▶ _Layout element entries_:

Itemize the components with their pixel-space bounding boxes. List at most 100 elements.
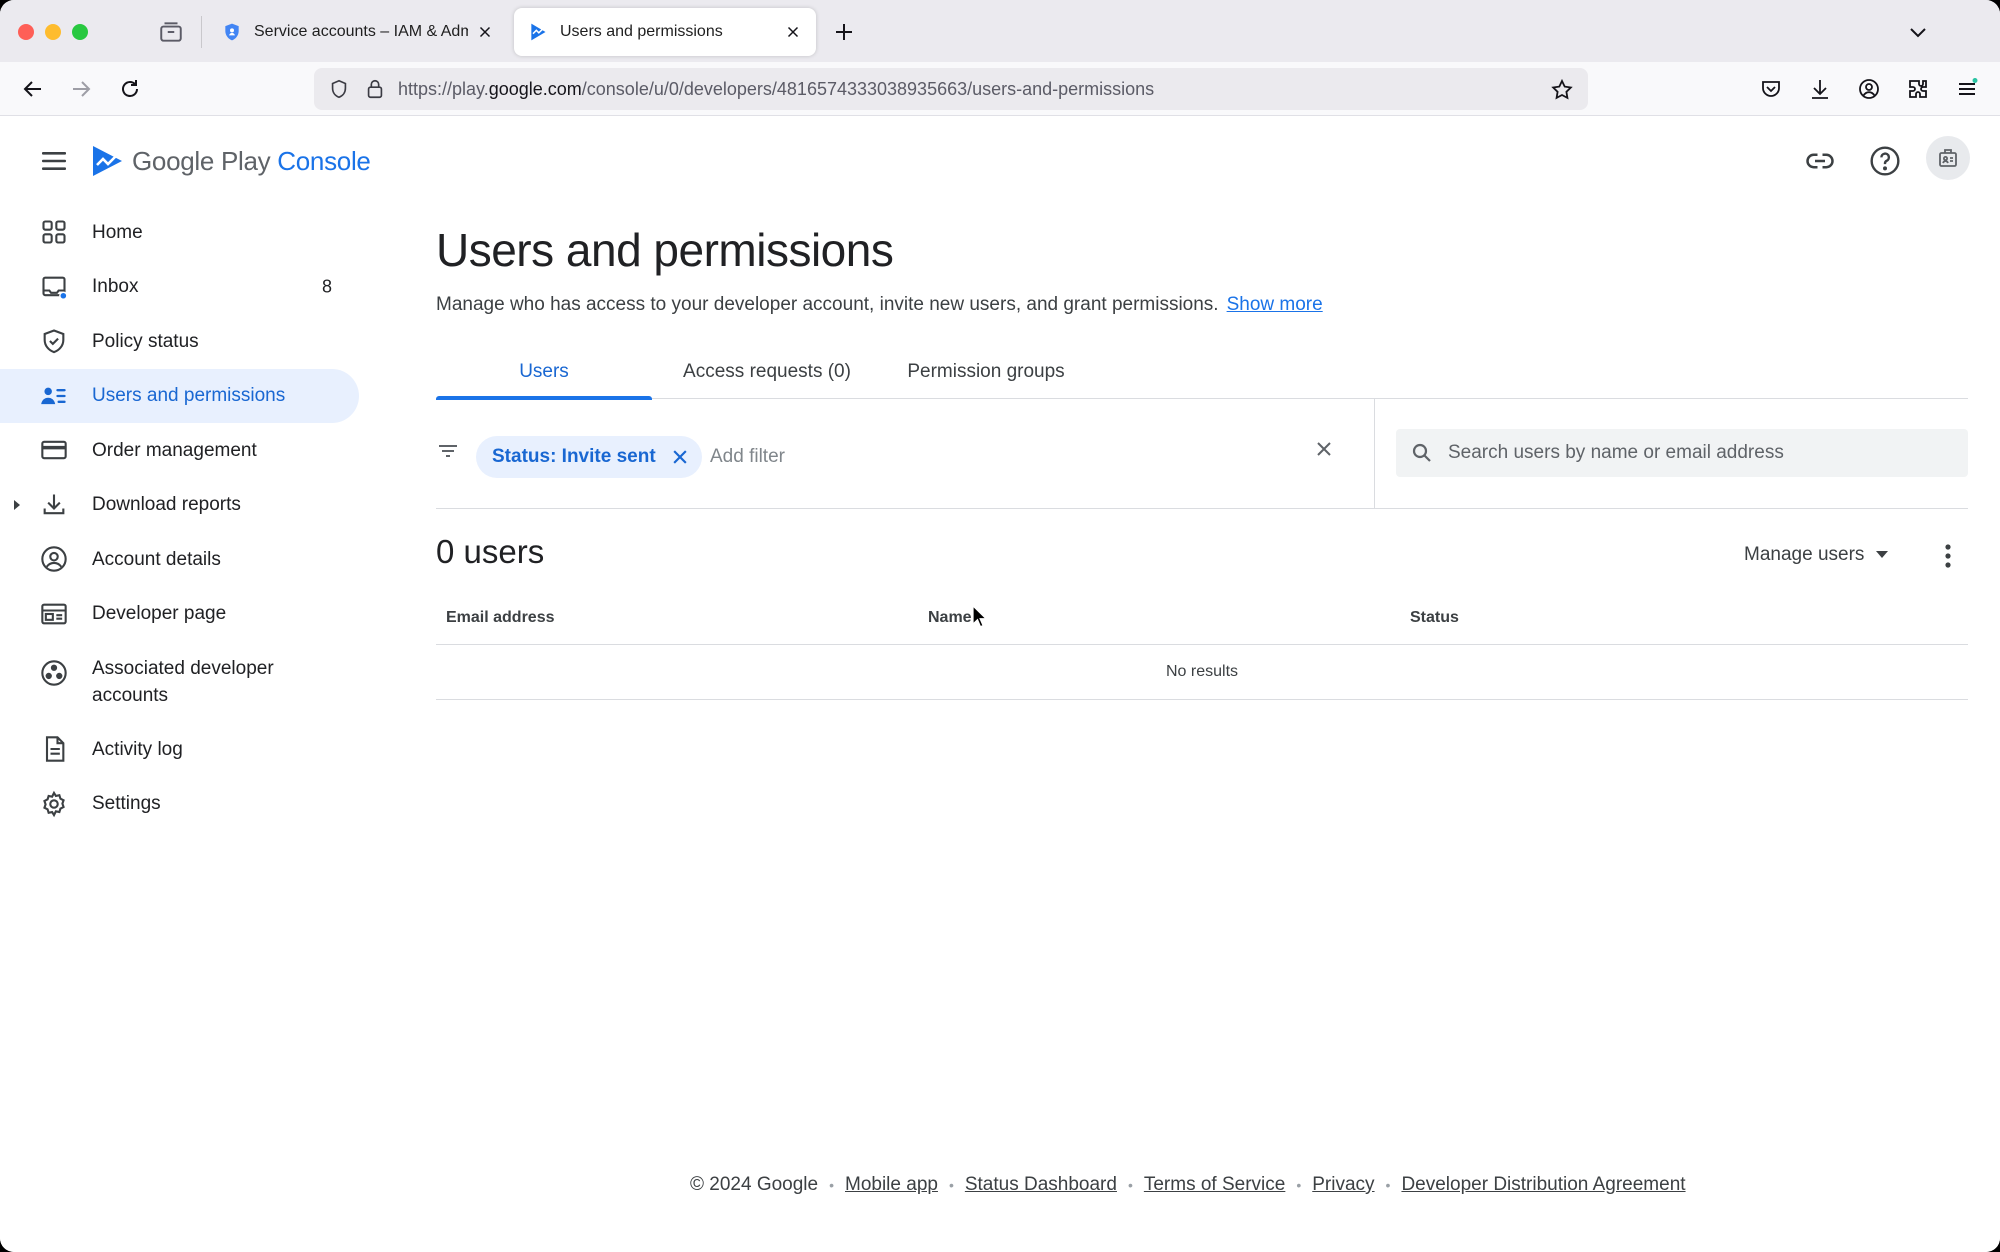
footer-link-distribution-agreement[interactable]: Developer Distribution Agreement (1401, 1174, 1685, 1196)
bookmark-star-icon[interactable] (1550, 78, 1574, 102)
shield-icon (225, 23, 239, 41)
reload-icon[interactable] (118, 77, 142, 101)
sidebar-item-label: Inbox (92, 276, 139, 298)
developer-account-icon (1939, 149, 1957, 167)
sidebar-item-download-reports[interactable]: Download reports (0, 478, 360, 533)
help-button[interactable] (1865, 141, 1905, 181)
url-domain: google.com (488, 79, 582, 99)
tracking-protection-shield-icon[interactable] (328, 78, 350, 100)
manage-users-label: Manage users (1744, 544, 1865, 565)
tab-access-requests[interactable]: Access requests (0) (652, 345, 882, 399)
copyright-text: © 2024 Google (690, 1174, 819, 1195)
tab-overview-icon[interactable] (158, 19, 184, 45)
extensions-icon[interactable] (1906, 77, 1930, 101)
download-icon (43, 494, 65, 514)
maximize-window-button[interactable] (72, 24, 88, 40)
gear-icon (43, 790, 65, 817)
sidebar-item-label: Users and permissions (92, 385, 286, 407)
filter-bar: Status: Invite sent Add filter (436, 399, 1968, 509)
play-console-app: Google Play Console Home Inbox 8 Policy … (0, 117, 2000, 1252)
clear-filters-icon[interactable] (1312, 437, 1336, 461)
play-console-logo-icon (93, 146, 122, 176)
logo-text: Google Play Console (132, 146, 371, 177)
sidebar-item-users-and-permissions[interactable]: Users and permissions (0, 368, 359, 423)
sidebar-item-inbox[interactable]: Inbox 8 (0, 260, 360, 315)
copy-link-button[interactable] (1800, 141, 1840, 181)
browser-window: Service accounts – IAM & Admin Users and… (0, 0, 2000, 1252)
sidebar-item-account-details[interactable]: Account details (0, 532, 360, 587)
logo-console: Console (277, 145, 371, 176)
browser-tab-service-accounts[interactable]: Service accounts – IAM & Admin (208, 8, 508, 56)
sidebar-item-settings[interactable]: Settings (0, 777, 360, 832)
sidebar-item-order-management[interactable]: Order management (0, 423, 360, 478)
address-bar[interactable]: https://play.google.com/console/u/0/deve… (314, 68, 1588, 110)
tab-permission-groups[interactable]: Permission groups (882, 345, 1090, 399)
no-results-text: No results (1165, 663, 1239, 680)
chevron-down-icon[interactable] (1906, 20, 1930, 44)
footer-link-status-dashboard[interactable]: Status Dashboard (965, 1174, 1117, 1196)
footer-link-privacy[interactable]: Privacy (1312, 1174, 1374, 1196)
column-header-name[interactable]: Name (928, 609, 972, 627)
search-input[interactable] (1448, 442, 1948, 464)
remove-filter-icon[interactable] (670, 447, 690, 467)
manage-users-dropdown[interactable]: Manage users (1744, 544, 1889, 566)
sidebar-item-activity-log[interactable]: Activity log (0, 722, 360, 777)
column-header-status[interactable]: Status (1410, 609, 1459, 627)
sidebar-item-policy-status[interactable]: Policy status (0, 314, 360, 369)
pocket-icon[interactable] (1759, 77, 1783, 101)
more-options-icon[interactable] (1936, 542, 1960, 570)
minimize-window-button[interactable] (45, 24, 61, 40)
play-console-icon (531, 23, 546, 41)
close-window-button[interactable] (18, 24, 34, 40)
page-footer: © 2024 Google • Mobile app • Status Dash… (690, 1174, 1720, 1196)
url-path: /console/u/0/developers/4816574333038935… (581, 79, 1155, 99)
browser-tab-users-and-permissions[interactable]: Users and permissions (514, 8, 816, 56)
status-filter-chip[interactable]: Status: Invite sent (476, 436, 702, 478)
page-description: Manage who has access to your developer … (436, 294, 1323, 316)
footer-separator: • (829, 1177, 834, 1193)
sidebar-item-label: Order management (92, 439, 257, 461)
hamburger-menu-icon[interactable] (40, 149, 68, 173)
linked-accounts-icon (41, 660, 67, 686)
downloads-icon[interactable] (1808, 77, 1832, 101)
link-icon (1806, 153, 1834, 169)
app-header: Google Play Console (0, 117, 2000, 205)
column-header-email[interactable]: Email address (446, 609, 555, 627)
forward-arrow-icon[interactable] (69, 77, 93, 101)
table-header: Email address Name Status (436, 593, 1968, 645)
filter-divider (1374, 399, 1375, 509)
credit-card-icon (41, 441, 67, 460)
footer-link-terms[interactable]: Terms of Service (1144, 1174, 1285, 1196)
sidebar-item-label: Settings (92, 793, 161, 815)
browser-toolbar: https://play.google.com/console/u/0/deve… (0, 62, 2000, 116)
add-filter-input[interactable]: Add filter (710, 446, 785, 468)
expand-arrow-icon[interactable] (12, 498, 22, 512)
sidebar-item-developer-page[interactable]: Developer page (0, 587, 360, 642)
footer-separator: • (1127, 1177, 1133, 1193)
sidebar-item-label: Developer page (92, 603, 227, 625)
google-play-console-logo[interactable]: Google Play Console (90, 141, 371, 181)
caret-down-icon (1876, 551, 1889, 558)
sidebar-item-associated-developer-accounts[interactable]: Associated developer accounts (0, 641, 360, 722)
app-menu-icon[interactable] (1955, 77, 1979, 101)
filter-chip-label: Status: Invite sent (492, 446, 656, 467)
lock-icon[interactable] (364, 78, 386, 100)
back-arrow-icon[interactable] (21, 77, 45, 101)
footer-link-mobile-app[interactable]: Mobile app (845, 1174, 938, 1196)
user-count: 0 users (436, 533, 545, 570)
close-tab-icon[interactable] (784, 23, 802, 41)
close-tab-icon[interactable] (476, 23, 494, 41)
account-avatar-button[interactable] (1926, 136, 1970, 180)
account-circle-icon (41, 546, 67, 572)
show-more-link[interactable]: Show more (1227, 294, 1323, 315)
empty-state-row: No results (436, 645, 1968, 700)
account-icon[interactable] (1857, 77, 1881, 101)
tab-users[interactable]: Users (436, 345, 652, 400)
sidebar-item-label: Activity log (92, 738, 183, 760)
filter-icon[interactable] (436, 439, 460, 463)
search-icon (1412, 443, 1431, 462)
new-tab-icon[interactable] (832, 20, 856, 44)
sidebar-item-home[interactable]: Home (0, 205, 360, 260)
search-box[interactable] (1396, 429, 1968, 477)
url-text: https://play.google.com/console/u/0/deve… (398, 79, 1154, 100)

▶ _TASK PROMPT_:
Rename every "sidebar-item-label" to "nav-label" in the items above and write them out again with nothing else altered. Omit the pictures.

▶ _COMPLETE RESPONSE_:
Itemize the components with their pixel-space bounding boxes. List at most 100 elements.
footer-link-distribution-agreement[interactable]: Developer Distribution Agreement (1401, 1174, 1685, 1196)
bookmark-star-icon[interactable] (1550, 78, 1574, 102)
shield-icon (225, 23, 239, 41)
reload-icon[interactable] (118, 77, 142, 101)
nav-label: Inbox (92, 276, 139, 298)
developer-account-icon (1939, 149, 1957, 167)
sidebar-item-download-reports[interactable]: Download reports (0, 478, 360, 533)
help-button[interactable] (1865, 141, 1905, 181)
url-domain: google.com (488, 79, 582, 99)
tracking-protection-shield-icon[interactable] (328, 78, 350, 100)
manage-users-label: Manage users (1744, 544, 1865, 565)
tab-access-requests[interactable]: Access requests (0) (652, 345, 882, 399)
copyright-text: © 2024 Google (690, 1174, 819, 1195)
tab-overview-icon[interactable] (158, 19, 184, 45)
extensions-icon[interactable] (1906, 77, 1930, 101)
download-icon (43, 494, 65, 514)
maximize-window-button[interactable] (72, 24, 88, 40)
gear-icon (43, 790, 65, 817)
nav-label: Users and permissions (92, 385, 286, 407)
filter-bar: Status: Invite sent Add filter (436, 399, 1968, 509)
play-console-app: Google Play Console Home Inbox 8 Policy … (0, 117, 2000, 1252)
clear-filters-icon[interactable] (1312, 437, 1336, 461)
play-console-logo-icon (93, 146, 122, 176)
logo-text: Google Play Console (132, 146, 371, 177)
sidebar-item-users-and-permissions[interactable]: Users and permissions (0, 368, 359, 423)
sidebar-item-inbox[interactable]: Inbox 8 (0, 260, 360, 315)
copy-link-button[interactable] (1800, 141, 1840, 181)
browser-window: Service accounts – IAM & Admin Users and… (0, 0, 2000, 1252)
sidebar-item-account-details[interactable]: Account details (0, 532, 360, 587)
logo-console: Console (277, 145, 371, 176)
browser-tab-service-accounts[interactable]: Service accounts – IAM & Admin (208, 8, 508, 56)
sidebar-item-settings[interactable]: Settings (0, 777, 360, 832)
sidebar-item-order-management[interactable]: Order management (0, 423, 360, 478)
address-bar[interactable]: https://play.google.com/console/u/0/deve… (314, 68, 1588, 110)
tab-permission-groups[interactable]: Permission groups (882, 345, 1090, 399)
no-results-text: No results (1165, 663, 1239, 680)
chevron-down-icon[interactable] (1906, 20, 1930, 44)
footer-link-status-dashboard[interactable]: Status Dashboard (965, 1174, 1117, 1196)
footer-link-privacy[interactable]: Privacy (1312, 1174, 1374, 1196)
column-header-name[interactable]: Name (928, 609, 972, 627)
search-input[interactable] (1448, 442, 1948, 464)
remove-filter-icon[interactable] (670, 447, 690, 467)
manage-users-dropdown[interactable]: Manage users (1744, 544, 1889, 566)
sidebar-item-activity-log[interactable]: Activity log (0, 722, 360, 777)
column-header-status[interactable]: Status (1410, 609, 1459, 627)
sidebar-item-policy-status[interactable]: Policy status (0, 314, 360, 369)
pocket-icon[interactable] (1759, 77, 1783, 101)
more-options-icon[interactable] (1936, 542, 1960, 570)
minimize-window-button[interactable] (45, 24, 61, 40)
play-console-icon (531, 23, 546, 41)
close-window-button[interactable] (18, 24, 34, 40)
page-footer: © 2024 Google • Mobile app • Status Dash… (690, 1174, 1720, 1196)
url-path: /console/u/0/developers/4816574333038935… (581, 79, 1155, 99)
browser-tab-users-and-permissions[interactable]: Users and permissions (514, 8, 816, 56)
status-filter-chip[interactable]: Status: Invite sent (476, 436, 702, 478)
page-description: Manage who has access to your developer … (436, 294, 1323, 316)
footer-separator: • (829, 1177, 834, 1193)
nav-label: Order management (92, 439, 257, 461)
hamburger-menu-icon[interactable] (40, 149, 68, 173)
linked-accounts-icon (41, 660, 67, 686)
downloads-icon[interactable] (1808, 77, 1832, 101)
link-icon (1806, 153, 1834, 169)
app-header: Google Play Console (0, 117, 2000, 205)
column-header-email[interactable]: Email address (446, 609, 555, 627)
forward-arrow-icon[interactable] (69, 77, 93, 101)
table-header: Email address Name Status (436, 593, 1968, 645)
filter-divider (1374, 399, 1375, 509)
credit-card-icon (41, 441, 67, 460)
footer-link-terms[interactable]: Terms of Service (1144, 1174, 1285, 1196)
nav-label: Settings (92, 793, 161, 815)
browser-toolbar: https://play.google.com/console/u/0/deve… (0, 62, 2000, 116)
add-filter-input[interactable]: Add filter (710, 446, 785, 468)
expand-arrow-icon[interactable] (12, 498, 22, 512)
sidebar-item-developer-page[interactable]: Developer page (0, 587, 360, 642)
footer-separator: • (1127, 1177, 1133, 1193)
nav-label: Developer page (92, 603, 227, 625)
google-play-console-logo[interactable]: Google Play Console (90, 141, 371, 181)
caret-down-icon (1876, 551, 1889, 558)
sidebar-item-associated-developer-accounts[interactable]: Associated developer accounts (0, 641, 360, 722)
app-menu-icon[interactable] (1955, 77, 1979, 101)
filter-chip-label: Status: Invite sent (492, 446, 656, 467)
lock-icon[interactable] (364, 78, 386, 100)
back-arrow-icon[interactable] (21, 77, 45, 101)
footer-link-mobile-app[interactable]: Mobile app (845, 1174, 938, 1196)
user-count: 0 users (436, 533, 545, 570)
close-tab-icon[interactable] (784, 23, 802, 41)
close-tab-icon[interactable] (476, 23, 494, 41)
account-avatar-button[interactable] (1926, 136, 1970, 180)
account-circle-icon (41, 546, 67, 572)
show-more-link[interactable]: Show more (1227, 294, 1323, 315)
empty-state-row: No results (436, 645, 1968, 700)
account-icon[interactable] (1857, 77, 1881, 101)
tab-users[interactable]: Users (436, 345, 652, 400)
nav-label: Activity log (92, 738, 183, 760)
filter-icon[interactable] (436, 439, 460, 463)
search-icon (1412, 443, 1431, 462)
new-tab-icon[interactable] (832, 20, 856, 44)
sidebar-item-home[interactable]: Home (0, 205, 360, 260)
search-box[interactable] (1396, 429, 1968, 477)
url-text: https://play.google.com/console/u/0/deve… (398, 79, 1154, 100)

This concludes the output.